start RECORDS SUPPLIED

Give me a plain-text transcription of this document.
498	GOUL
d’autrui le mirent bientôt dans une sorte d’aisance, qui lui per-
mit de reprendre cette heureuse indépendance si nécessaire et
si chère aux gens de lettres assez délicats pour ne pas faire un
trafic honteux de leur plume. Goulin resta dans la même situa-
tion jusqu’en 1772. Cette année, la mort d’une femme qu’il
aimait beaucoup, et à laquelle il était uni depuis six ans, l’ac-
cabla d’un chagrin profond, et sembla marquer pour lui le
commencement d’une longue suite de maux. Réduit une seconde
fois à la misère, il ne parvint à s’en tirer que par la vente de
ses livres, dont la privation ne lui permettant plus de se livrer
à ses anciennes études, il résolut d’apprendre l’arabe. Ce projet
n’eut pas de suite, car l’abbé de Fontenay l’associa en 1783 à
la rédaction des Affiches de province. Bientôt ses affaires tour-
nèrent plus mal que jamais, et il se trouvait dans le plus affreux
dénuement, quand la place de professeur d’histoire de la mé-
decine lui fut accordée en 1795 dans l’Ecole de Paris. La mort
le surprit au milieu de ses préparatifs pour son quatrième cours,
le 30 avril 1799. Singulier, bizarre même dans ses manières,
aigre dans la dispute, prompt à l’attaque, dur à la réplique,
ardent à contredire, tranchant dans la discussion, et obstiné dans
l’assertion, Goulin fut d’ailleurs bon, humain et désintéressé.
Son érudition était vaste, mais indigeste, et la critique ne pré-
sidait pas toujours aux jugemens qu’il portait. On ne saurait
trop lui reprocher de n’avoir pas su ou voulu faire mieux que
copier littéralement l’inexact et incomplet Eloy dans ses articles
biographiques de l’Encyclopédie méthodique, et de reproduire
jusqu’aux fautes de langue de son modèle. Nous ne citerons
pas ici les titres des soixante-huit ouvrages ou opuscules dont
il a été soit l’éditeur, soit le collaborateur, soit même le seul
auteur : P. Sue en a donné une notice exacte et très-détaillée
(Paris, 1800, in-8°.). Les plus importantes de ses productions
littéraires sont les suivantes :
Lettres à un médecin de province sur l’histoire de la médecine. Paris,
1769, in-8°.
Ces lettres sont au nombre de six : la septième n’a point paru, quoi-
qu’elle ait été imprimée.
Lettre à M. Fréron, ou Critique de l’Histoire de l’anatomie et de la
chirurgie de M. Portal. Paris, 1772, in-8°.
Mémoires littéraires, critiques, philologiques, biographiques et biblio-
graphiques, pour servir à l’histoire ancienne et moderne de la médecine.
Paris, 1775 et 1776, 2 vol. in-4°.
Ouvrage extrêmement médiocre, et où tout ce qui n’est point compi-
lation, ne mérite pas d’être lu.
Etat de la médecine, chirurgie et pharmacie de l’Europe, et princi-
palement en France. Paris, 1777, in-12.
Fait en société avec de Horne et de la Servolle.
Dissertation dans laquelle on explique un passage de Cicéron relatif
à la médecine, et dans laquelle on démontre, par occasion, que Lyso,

end RECORDS SUPPLIED

WHAT TO PRODUCE: Only lines with the word "chirurgie" are wanted, so copy each one from the records.

FINISHED EXERCISE:
chirurgie de M. Portal. Paris, 1772, in-8°.
Etat de la médecine, chirurgie et pharmacie de l’Europe, et princi-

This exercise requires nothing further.